* _Exercise requirements_
Where a line contains the word "studio", copy that line.

* _Exercise input_

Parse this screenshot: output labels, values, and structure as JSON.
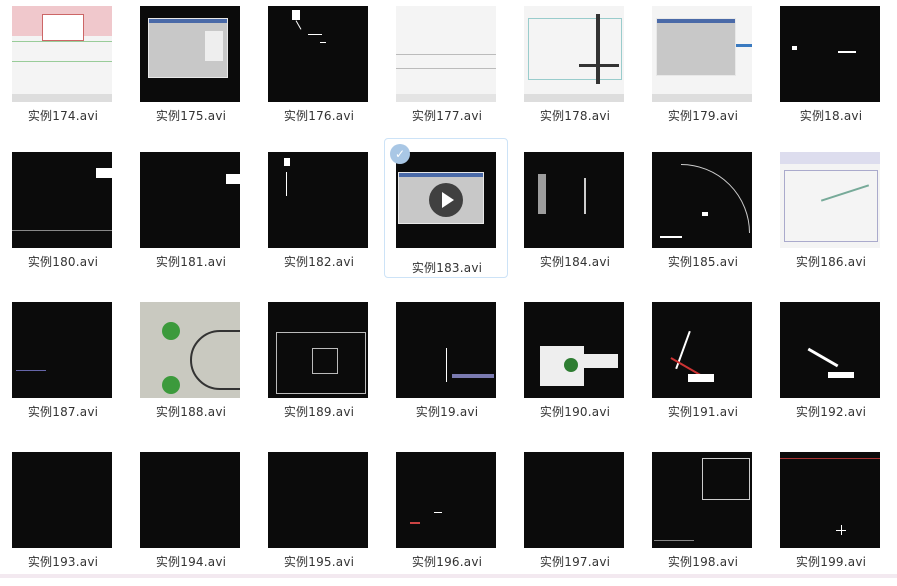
{
  "files": [
    {
      "name": "实例174.avi"
    },
    {
      "name": "实例175.avi"
    },
    {
      "name": "实例176.avi"
    },
    {
      "name": "实例177.avi"
    },
    {
      "name": "实例178.avi"
    },
    {
      "name": "实例179.avi"
    },
    {
      "name": "实例18.avi"
    },
    {
      "name": "实例180.avi"
    },
    {
      "name": "实例181.avi"
    },
    {
      "name": "实例182.avi"
    },
    {
      "name": "实例183.avi",
      "selected": true
    },
    {
      "name": "实例184.avi"
    },
    {
      "name": "实例185.avi"
    },
    {
      "name": "实例186.avi"
    },
    {
      "name": "实例187.avi"
    },
    {
      "name": "实例188.avi"
    },
    {
      "name": "实例189.avi"
    },
    {
      "name": "实例19.avi"
    },
    {
      "name": "实例190.avi"
    },
    {
      "name": "实例191.avi"
    },
    {
      "name": "实例192.avi"
    },
    {
      "name": "实例193.avi"
    },
    {
      "name": "实例194.avi"
    },
    {
      "name": "实例195.avi"
    },
    {
      "name": "实例196.avi"
    },
    {
      "name": "实例197.avi"
    },
    {
      "name": "实例198.avi"
    },
    {
      "name": "实例199.avi"
    }
  ],
  "icons": {
    "selected_check": "check-icon",
    "play": "play-icon"
  },
  "colors": {
    "selection_border": "#cde3f7",
    "check_bg": "#a9c7e5",
    "thumb_bg": "#0b0b0b"
  }
}
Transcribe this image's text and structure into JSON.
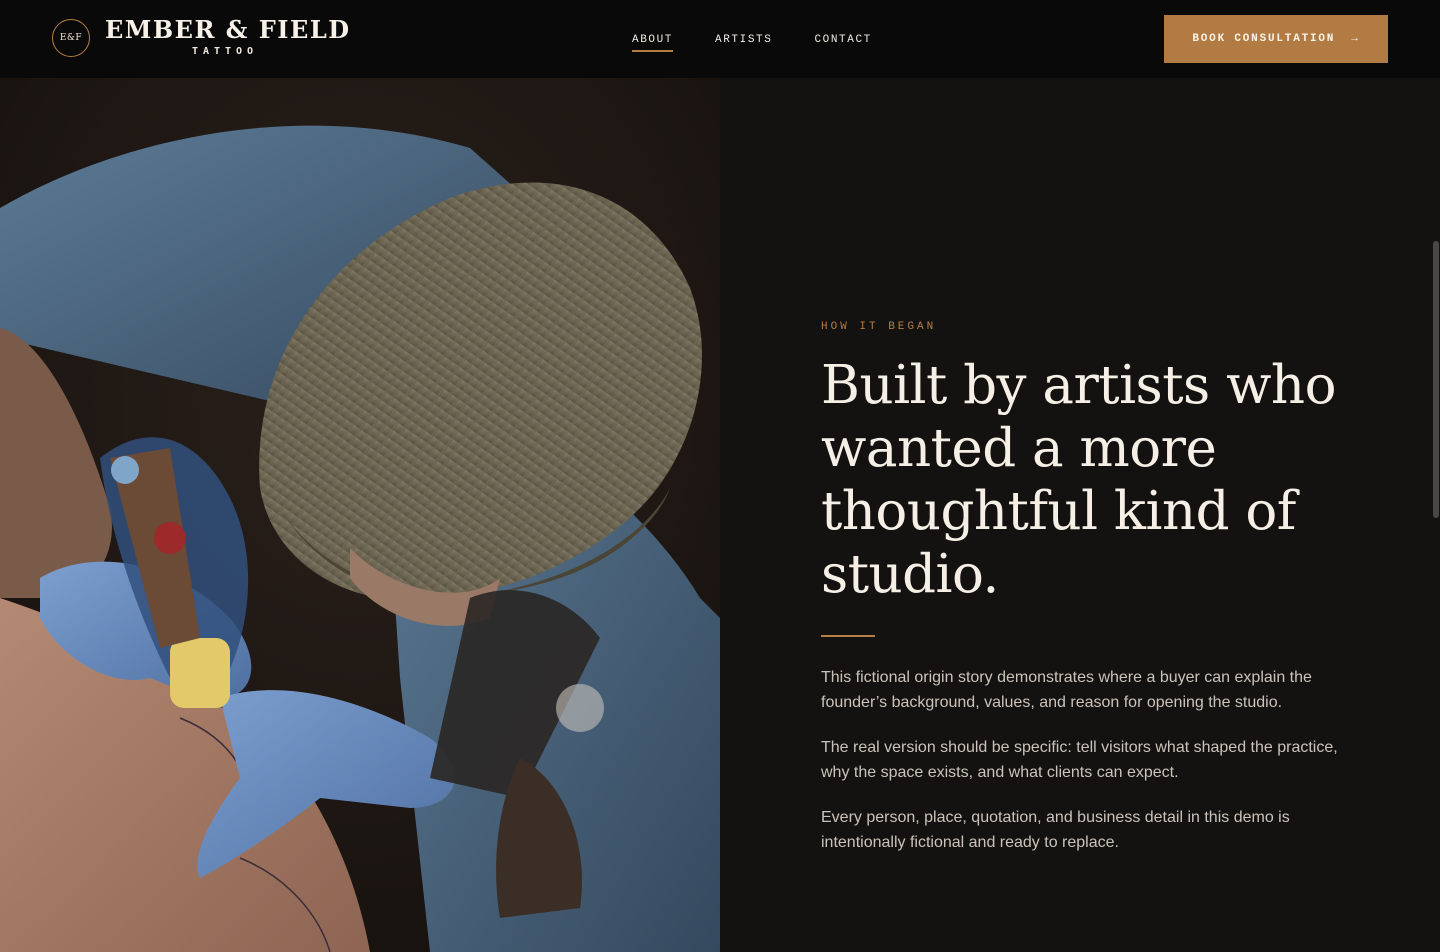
{
  "brand": {
    "badge": "E&F",
    "name": "EMBER & FIELD",
    "tagline": "TATTOO"
  },
  "nav": {
    "items": [
      {
        "label": "ABOUT",
        "active": true
      },
      {
        "label": "ARTISTS",
        "active": false
      },
      {
        "label": "CONTACT",
        "active": false
      }
    ]
  },
  "cta": {
    "label": "BOOK CONSULTATION",
    "arrow": "→"
  },
  "about": {
    "eyebrow": "HOW IT BEGAN",
    "heading": "Built by artists who wanted a more thoughtful kind of studio.",
    "paragraphs": [
      "This fictional origin story demonstrates where a buyer can explain the founder’s background, values, and reason for opening the studio.",
      "The real version should be specific: tell visitors what shaped the practice, why the space exists, and what clients can expect.",
      "Every person, place, quotation, and business detail in this demo is intentionally fictional and ready to replace."
    ]
  },
  "colors": {
    "background": "#141211",
    "accent": "#b17b43",
    "heading_text": "#f5efe6",
    "body_text": "#cbc3b9"
  },
  "photo": {
    "subject": "tattoo artist in beanie working with gloved hands"
  }
}
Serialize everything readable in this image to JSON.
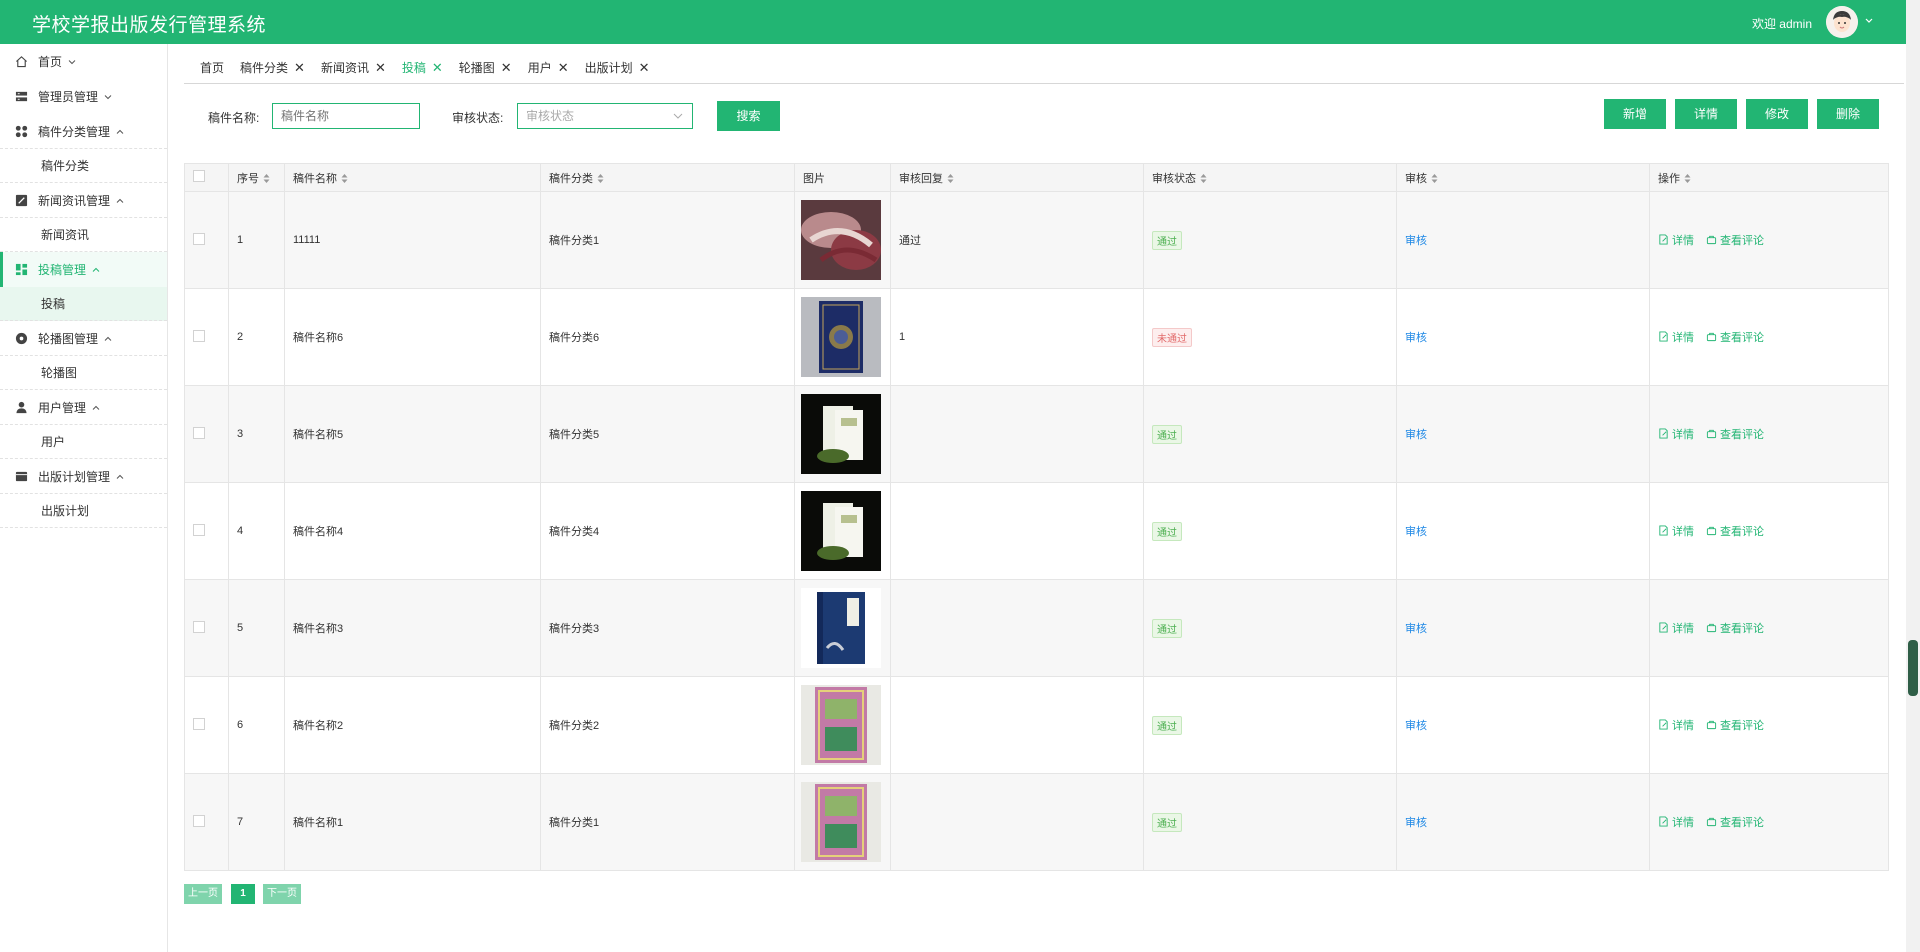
{
  "header": {
    "title": "学校学报出版发行管理系统",
    "welcome": "欢迎 admin"
  },
  "sidebar": {
    "items": [
      {
        "label": "首页",
        "icon": "home-icon"
      },
      {
        "label": "管理员管理",
        "icon": "admin-icon"
      },
      {
        "label": "稿件分类管理",
        "icon": "category-icon",
        "sub": "稿件分类"
      },
      {
        "label": "新闻资讯管理",
        "icon": "news-icon",
        "sub": "新闻资讯"
      },
      {
        "label": "投稿管理",
        "icon": "dashboard-icon",
        "sub": "投稿"
      },
      {
        "label": "轮播图管理",
        "icon": "carousel-icon",
        "sub": "轮播图"
      },
      {
        "label": "用户管理",
        "icon": "user-icon",
        "sub": "用户"
      },
      {
        "label": "出版计划管理",
        "icon": "plan-icon",
        "sub": "出版计划"
      }
    ]
  },
  "tabs": [
    {
      "label": "首页",
      "closable": false
    },
    {
      "label": "稿件分类",
      "closable": true
    },
    {
      "label": "新闻资讯",
      "closable": true
    },
    {
      "label": "投稿",
      "closable": true,
      "active": true
    },
    {
      "label": "轮播图",
      "closable": true
    },
    {
      "label": "用户",
      "closable": true
    },
    {
      "label": "出版计划",
      "closable": true
    }
  ],
  "search": {
    "name_label": "稿件名称:",
    "name_placeholder": "稿件名称",
    "status_label": "审核状态:",
    "status_placeholder": "审核状态",
    "search_button": "搜索"
  },
  "toolbar": {
    "add": "新增",
    "detail": "详情",
    "edit": "修改",
    "delete": "删除"
  },
  "table": {
    "columns": [
      "序号",
      "稿件名称",
      "稿件分类",
      "图片",
      "审核回复",
      "审核状态",
      "审核",
      "操作"
    ],
    "rows": [
      {
        "no": "1",
        "name": "11111",
        "category": "稿件分类1",
        "reply": "通过",
        "status": "通过",
        "status_ok": true
      },
      {
        "no": "2",
        "name": "稿件名称6",
        "category": "稿件分类6",
        "reply": "1",
        "status": "未通过",
        "status_ok": false
      },
      {
        "no": "3",
        "name": "稿件名称5",
        "category": "稿件分类5",
        "reply": "",
        "status": "通过",
        "status_ok": true
      },
      {
        "no": "4",
        "name": "稿件名称4",
        "category": "稿件分类4",
        "reply": "",
        "status": "通过",
        "status_ok": true
      },
      {
        "no": "5",
        "name": "稿件名称3",
        "category": "稿件分类3",
        "reply": "",
        "status": "通过",
        "status_ok": true
      },
      {
        "no": "6",
        "name": "稿件名称2",
        "category": "稿件分类2",
        "reply": "",
        "status": "通过",
        "status_ok": true
      },
      {
        "no": "7",
        "name": "稿件名称1",
        "category": "稿件分类1",
        "reply": "",
        "status": "通过",
        "status_ok": true
      }
    ],
    "audit_link": "审核",
    "op_detail": "详情",
    "op_comments": "查看评论"
  },
  "pagination": {
    "prev": "上一页",
    "current": "1",
    "next": "下一页"
  },
  "colors": {
    "primary": "#22b573",
    "link": "#1e88e5"
  }
}
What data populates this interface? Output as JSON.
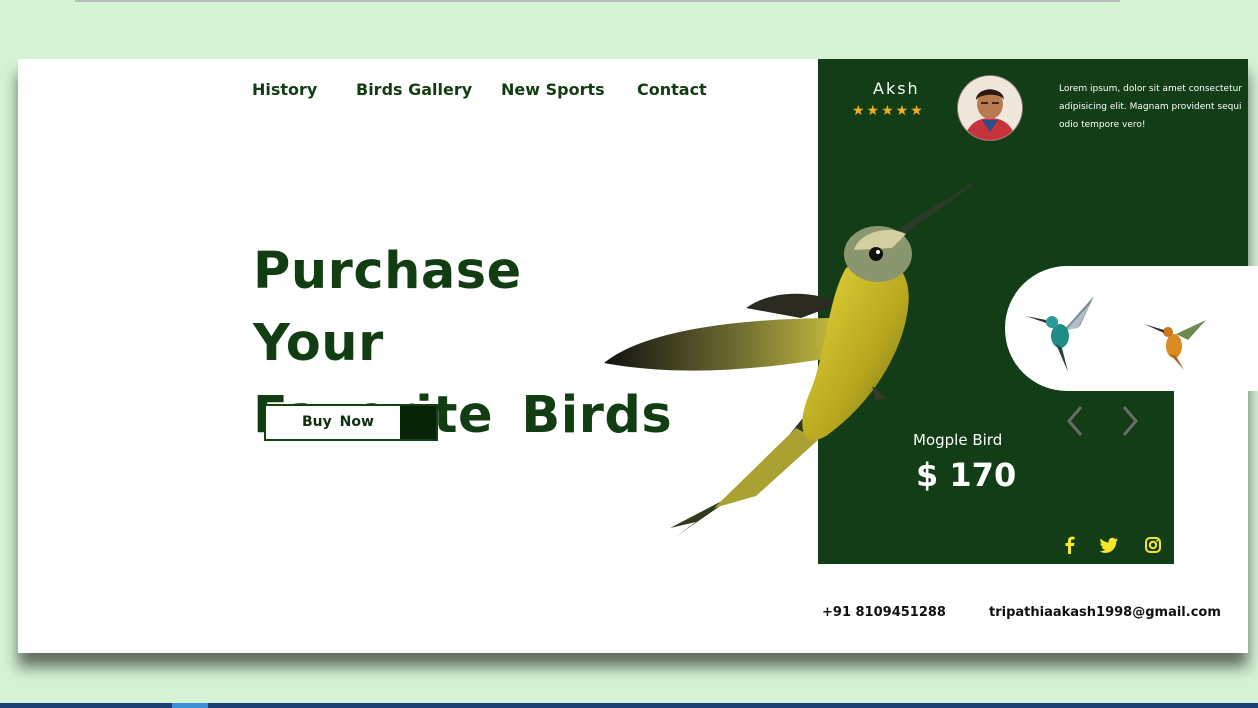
{
  "nav": {
    "items": [
      "History",
      "Birds Gallery",
      "New Sports",
      "Contact"
    ]
  },
  "hero": {
    "headline_line1": "Purchase  Your",
    "headline_line2": "Favorite  Birds",
    "buy_label": "Buy  Now"
  },
  "profile": {
    "name": "Aksh",
    "rating_stars": "★★★★★",
    "rating": 5,
    "blurb": "Lorem ipsum, dolor sit amet consectetur adipisicing elit. Magnam provident sequi odio tempore vero!"
  },
  "product": {
    "name": "Mogple Bird",
    "price": "$ 170"
  },
  "contact": {
    "phone": "+91 8109451288",
    "email": "tripathiaakash1998@gmail.com"
  },
  "icons": [
    "chevron-left-icon",
    "chevron-right-icon",
    "facebook-icon",
    "twitter-icon",
    "instagram-icon",
    "hummingbird-image",
    "avatar-photo"
  ],
  "colors": {
    "brand_green": "#123d16",
    "star": "#f4b01c",
    "social_icon": "#f5e72a",
    "page_bg": "#d6f3d6"
  }
}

* _Response_
    "heading": "Built by artists who wanted a more thoughtful kind of studio.",
      "This fictional origin story demonstrates where a buyer can explain the founder’s background, values, and reason for opening the studio.",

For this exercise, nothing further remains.